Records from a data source
** start **

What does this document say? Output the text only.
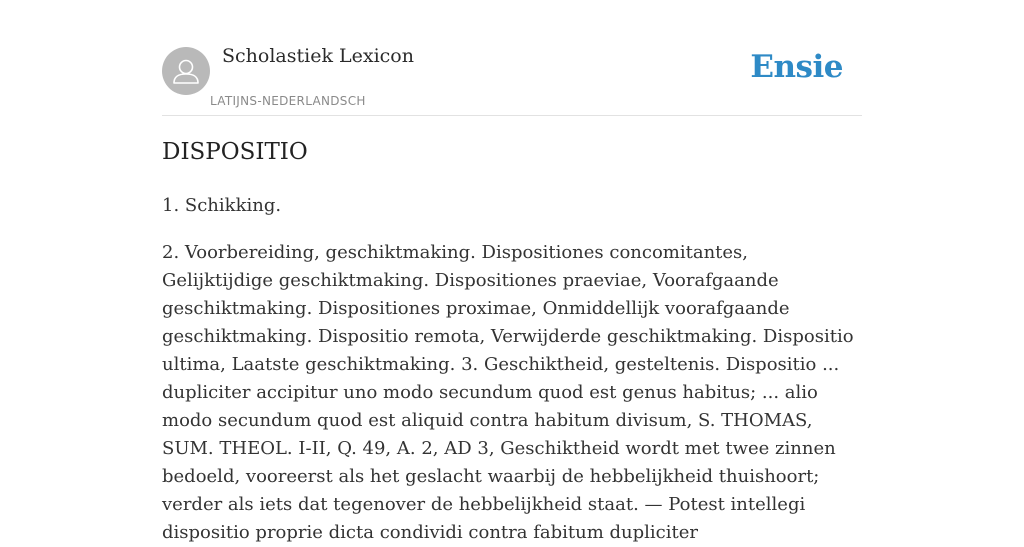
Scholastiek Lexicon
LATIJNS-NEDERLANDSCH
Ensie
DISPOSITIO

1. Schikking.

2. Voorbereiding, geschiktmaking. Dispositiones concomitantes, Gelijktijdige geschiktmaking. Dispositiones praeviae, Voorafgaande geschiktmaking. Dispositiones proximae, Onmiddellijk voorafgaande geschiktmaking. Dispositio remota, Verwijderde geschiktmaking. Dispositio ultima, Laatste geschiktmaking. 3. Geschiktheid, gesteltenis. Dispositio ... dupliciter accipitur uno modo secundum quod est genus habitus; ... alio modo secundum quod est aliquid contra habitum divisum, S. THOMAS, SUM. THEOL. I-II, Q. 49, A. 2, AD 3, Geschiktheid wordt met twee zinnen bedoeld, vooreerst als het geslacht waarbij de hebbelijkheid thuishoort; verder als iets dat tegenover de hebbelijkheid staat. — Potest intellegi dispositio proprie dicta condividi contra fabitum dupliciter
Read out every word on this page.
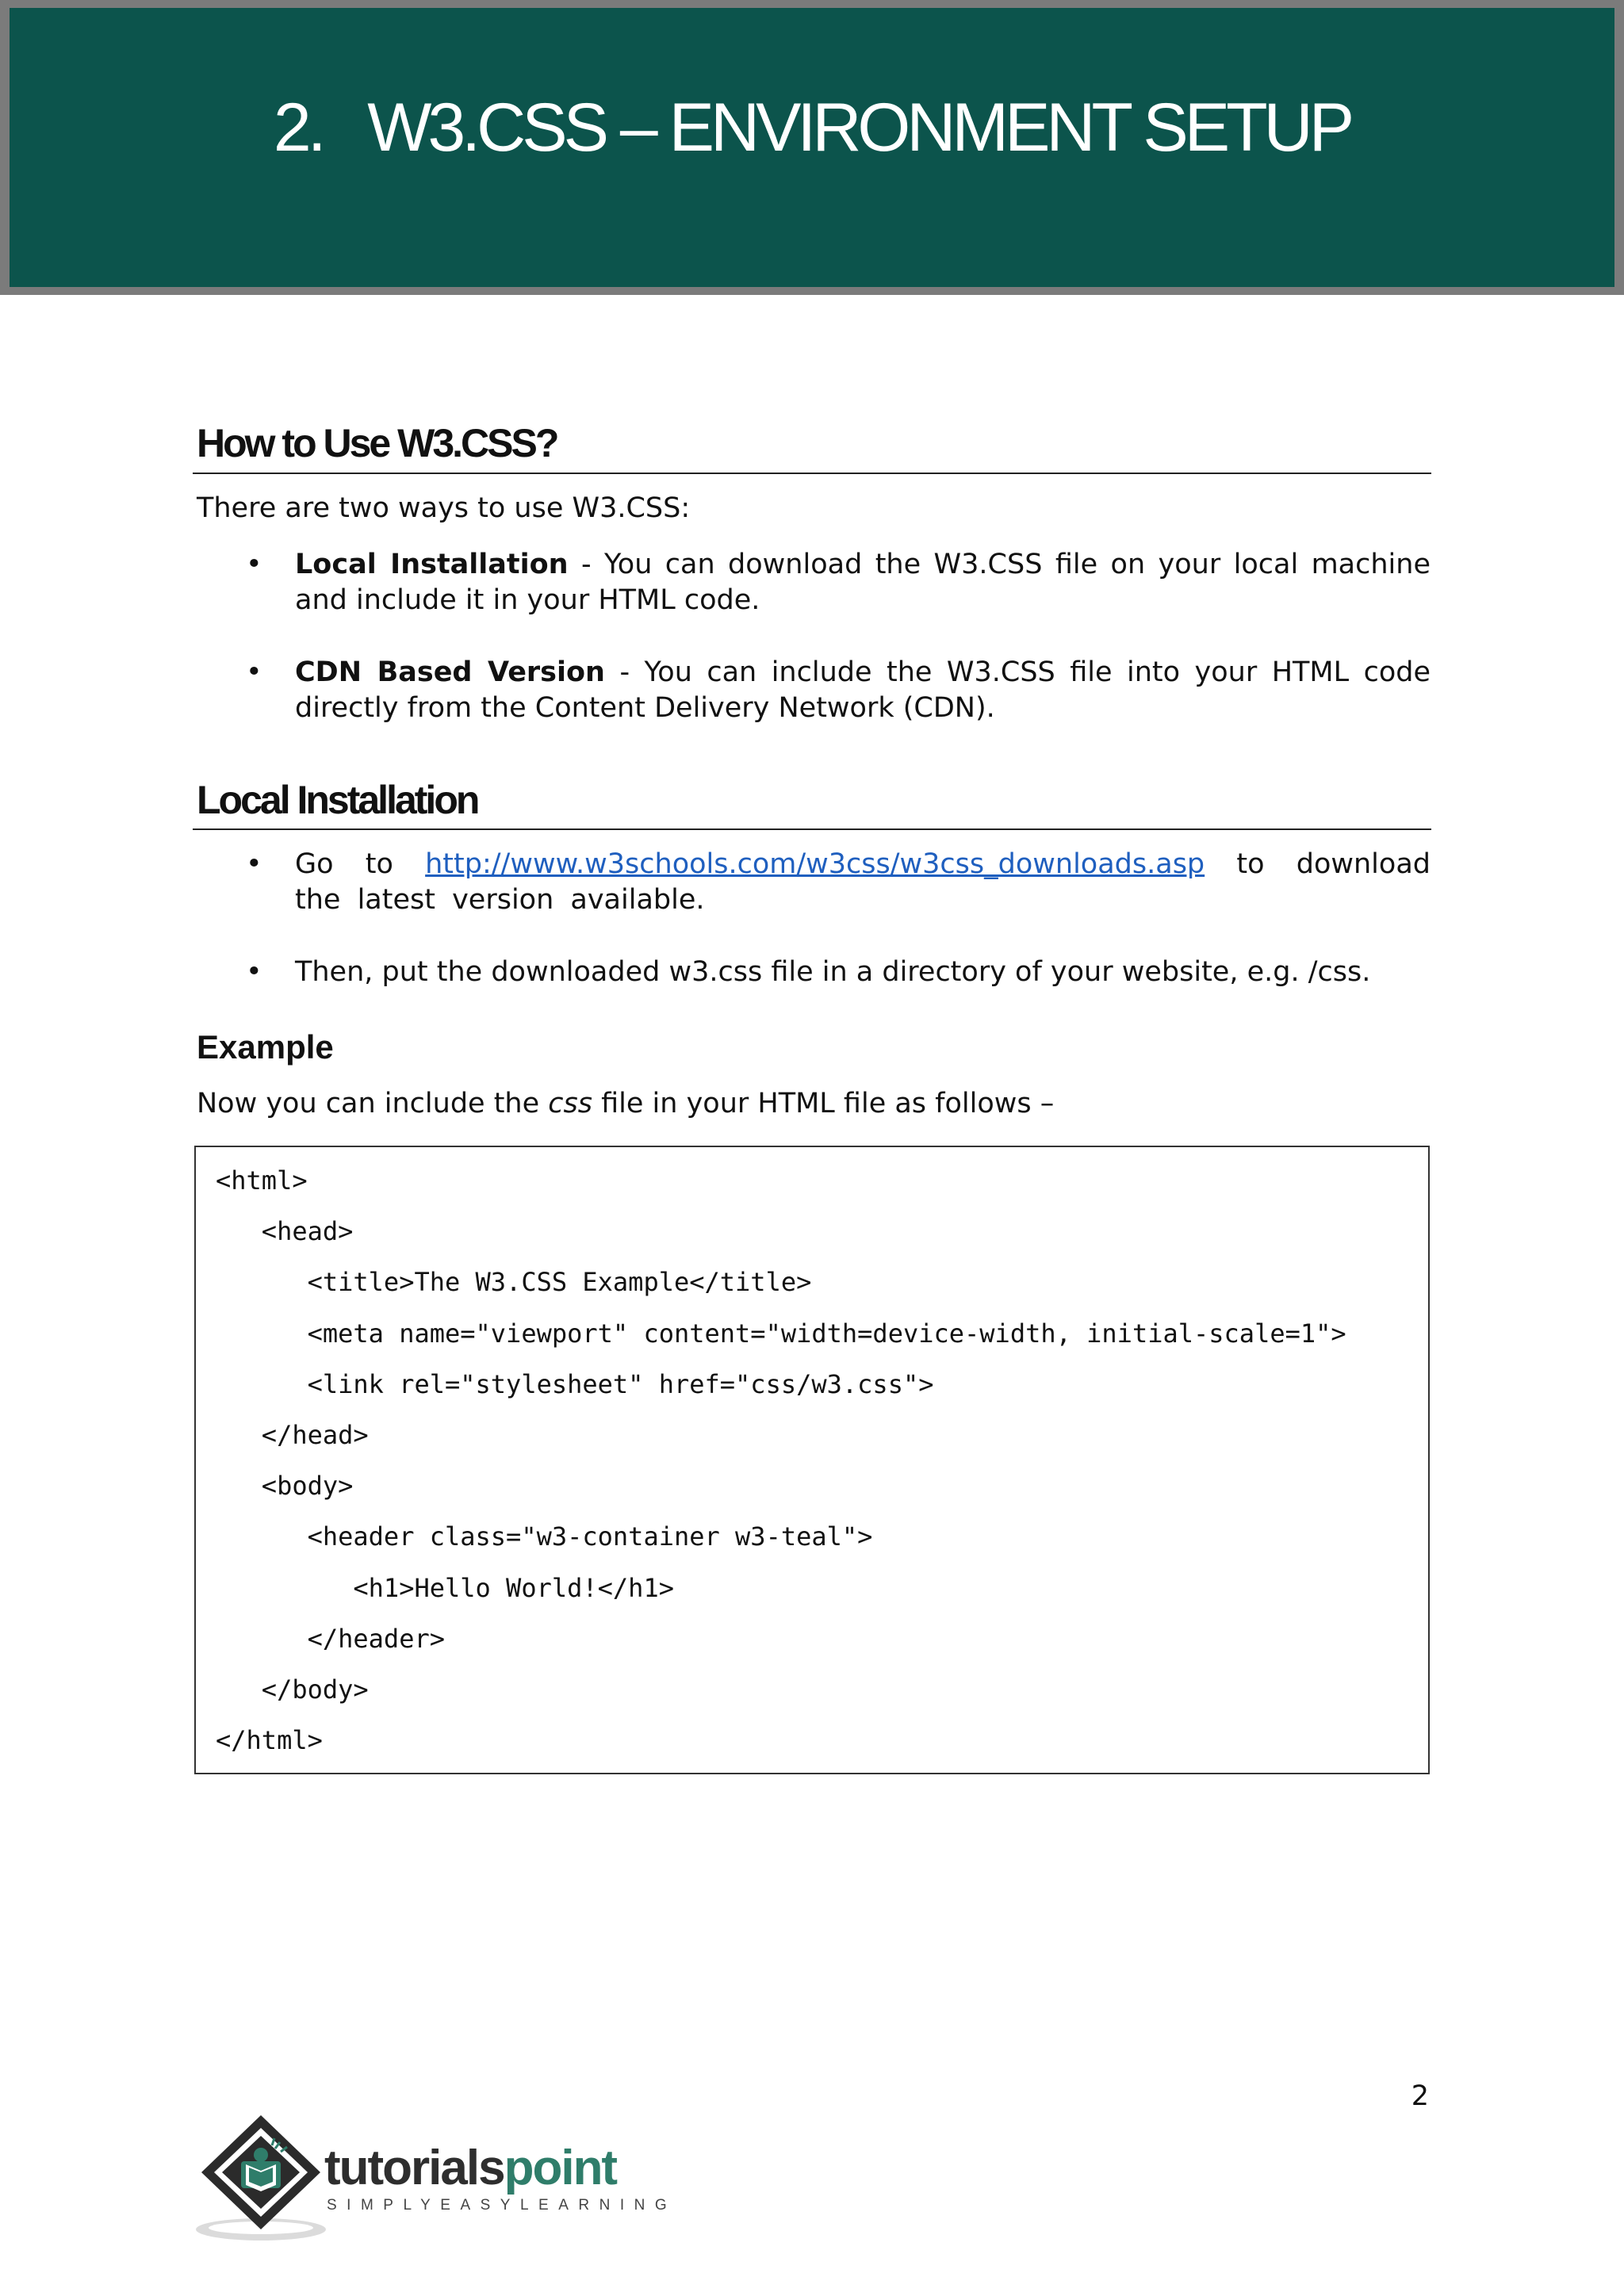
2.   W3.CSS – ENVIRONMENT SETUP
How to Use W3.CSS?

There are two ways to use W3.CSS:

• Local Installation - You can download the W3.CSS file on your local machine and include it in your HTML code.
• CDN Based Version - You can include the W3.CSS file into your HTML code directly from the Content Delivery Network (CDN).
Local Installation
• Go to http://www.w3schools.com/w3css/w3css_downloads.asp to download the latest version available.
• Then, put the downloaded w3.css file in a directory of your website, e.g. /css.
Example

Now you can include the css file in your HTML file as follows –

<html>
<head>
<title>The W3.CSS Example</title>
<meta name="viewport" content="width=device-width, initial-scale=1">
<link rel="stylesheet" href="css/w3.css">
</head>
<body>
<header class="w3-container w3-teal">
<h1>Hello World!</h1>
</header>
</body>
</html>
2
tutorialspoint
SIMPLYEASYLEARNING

** end **
** start **

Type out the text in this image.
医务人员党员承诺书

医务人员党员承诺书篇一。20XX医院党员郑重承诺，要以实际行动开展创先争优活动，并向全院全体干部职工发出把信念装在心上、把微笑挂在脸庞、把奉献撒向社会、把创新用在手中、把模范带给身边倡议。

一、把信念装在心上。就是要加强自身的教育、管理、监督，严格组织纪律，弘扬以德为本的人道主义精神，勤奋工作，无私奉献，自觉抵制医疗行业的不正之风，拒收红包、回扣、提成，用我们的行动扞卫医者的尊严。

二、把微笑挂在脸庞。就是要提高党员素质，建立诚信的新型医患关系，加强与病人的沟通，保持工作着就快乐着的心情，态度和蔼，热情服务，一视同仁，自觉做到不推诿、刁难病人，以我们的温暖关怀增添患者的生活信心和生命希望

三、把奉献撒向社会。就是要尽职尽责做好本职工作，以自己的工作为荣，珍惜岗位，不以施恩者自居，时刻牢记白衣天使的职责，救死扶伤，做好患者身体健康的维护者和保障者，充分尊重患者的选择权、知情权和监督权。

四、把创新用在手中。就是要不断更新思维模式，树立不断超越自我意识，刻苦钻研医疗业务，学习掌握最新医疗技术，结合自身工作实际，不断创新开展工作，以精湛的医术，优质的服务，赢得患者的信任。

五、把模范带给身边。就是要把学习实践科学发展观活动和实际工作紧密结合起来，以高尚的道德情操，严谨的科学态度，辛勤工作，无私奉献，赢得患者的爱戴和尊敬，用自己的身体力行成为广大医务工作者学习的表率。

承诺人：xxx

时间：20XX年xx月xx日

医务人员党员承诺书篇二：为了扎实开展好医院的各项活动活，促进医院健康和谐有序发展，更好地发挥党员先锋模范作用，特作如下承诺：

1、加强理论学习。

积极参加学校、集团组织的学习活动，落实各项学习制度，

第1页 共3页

** end **

Determine how many lines of the data contain "this" and give nothing but that number.

3